Stated problem:
The entries below should be quoted exactly, with no pictures carried over.

##### Extracted entries #####

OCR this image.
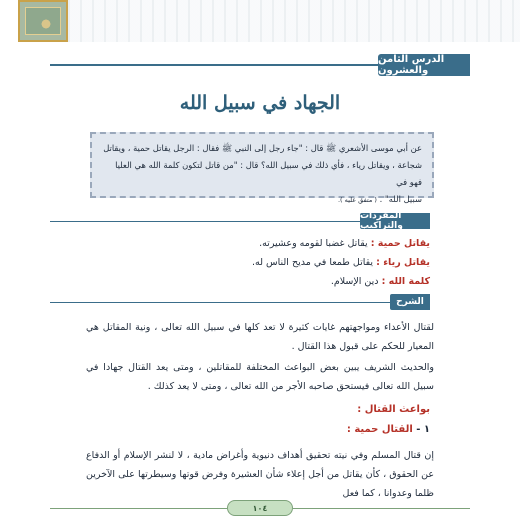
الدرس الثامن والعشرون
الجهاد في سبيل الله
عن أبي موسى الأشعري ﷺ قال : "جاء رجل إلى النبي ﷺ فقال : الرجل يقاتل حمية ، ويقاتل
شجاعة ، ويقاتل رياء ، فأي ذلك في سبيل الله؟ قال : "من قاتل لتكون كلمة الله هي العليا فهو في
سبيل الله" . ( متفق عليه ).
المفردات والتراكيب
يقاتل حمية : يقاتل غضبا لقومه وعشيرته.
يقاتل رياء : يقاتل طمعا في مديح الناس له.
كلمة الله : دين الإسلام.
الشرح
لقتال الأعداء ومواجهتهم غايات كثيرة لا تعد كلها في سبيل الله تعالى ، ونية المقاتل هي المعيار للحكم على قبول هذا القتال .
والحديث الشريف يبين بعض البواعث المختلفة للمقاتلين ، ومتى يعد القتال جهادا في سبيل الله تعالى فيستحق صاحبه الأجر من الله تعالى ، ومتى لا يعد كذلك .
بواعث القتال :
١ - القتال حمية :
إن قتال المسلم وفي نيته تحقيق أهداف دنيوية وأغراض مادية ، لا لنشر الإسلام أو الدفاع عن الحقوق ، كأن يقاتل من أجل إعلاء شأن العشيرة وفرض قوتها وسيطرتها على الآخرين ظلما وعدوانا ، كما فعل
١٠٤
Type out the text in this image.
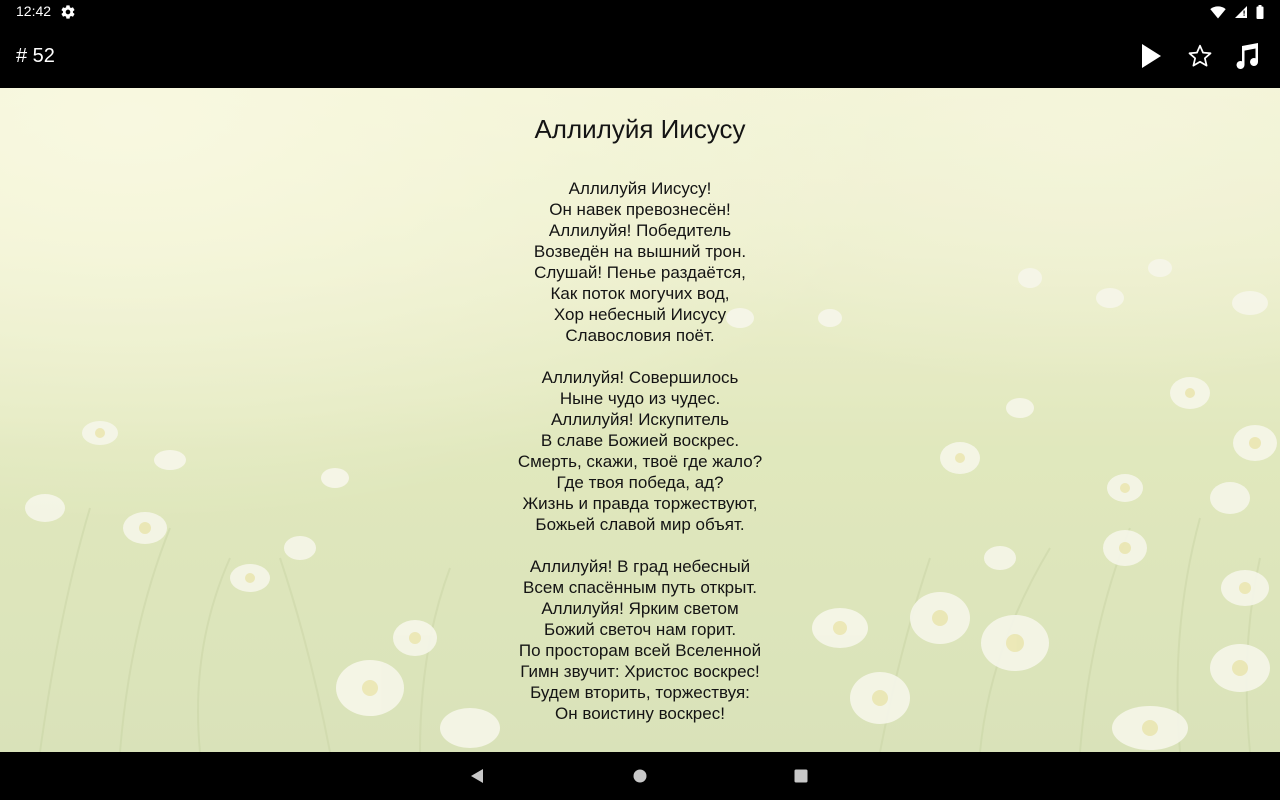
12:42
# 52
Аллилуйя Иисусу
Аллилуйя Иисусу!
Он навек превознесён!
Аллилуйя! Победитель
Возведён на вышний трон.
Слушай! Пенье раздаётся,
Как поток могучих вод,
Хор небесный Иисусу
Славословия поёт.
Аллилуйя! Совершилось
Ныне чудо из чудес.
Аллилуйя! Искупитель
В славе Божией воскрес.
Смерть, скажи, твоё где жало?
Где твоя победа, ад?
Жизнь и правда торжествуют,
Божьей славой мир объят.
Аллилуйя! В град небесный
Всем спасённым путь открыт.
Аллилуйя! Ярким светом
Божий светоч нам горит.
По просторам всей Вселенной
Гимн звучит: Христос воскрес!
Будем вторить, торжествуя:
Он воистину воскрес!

#####

Finished answer:
OCR this image.
الدرس الثامن والعشرون
الجهاد في سبيل الله
عن أبي موسى الأشعري ﷺ قال : "جاء رجل إلى النبي ﷺ فقال : الرجل يقاتل حمية ، ويقاتل
شجاعة ، ويقاتل رياء ، فأي ذلك في سبيل الله؟ قال : "من قاتل لتكون كلمة الله هي العليا فهو في
سبيل الله" . ( متفق عليه ).
المفردات والتراكيب
يقاتل حمية : يقاتل غضبا لقومه وعشيرته.
يقاتل رياء : يقاتل طمعا في مديح الناس له.
كلمة الله : دين الإسلام.
الشرح
لقتال الأعداء ومواجهتهم غايات كثيرة لا تعد كلها في سبيل الله تعالى ، ونية المقاتل هي المعيار للحكم على قبول هذا القتال .
والحديث الشريف يبين بعض البواعث المختلفة للمقاتلين ، ومتى يعد القتال جهادا في سبيل الله تعالى فيستحق صاحبه الأجر من الله تعالى ، ومتى لا يعد كذلك .
بواعث القتال :
١ - القتال حمية :
إن قتال المسلم وفي نيته تحقيق أهداف دنيوية وأغراض مادية ، لا لنشر الإسلام أو الدفاع عن الحقوق ، كأن يقاتل من أجل إعلاء شأن العشيرة وفرض قوتها وسيطرتها على الآخرين ظلما وعدوانا ، كما فعل
١٠٤
Type out the text in this image.
12:42
# 52
Аллилуйя Иисусу
Аллилуйя Иисусу!
Он навек превознесён!
Аллилуйя! Победитель
Возведён на вышний трон.
Слушай! Пенье раздаётся,
Как поток могучих вод,
Хор небесный Иисусу
Славословия поёт.
Аллилуйя! Совершилось
Ныне чудо из чудес.
Аллилуйя! Искупитель
В славе Божией воскрес.
Смерть, скажи, твоё где жало?
Где твоя победа, ад?
Жизнь и правда торжествуют,
Божьей славой мир объят.
Аллилуйя! В град небесный
Всем спасённым путь открыт.
Аллилуйя! Ярким светом
Божий светоч нам горит.
По просторам всей Вселенной
Гимн звучит: Христос воскрес!
Будем вторить, торжествуя:
Он воистину воскрес!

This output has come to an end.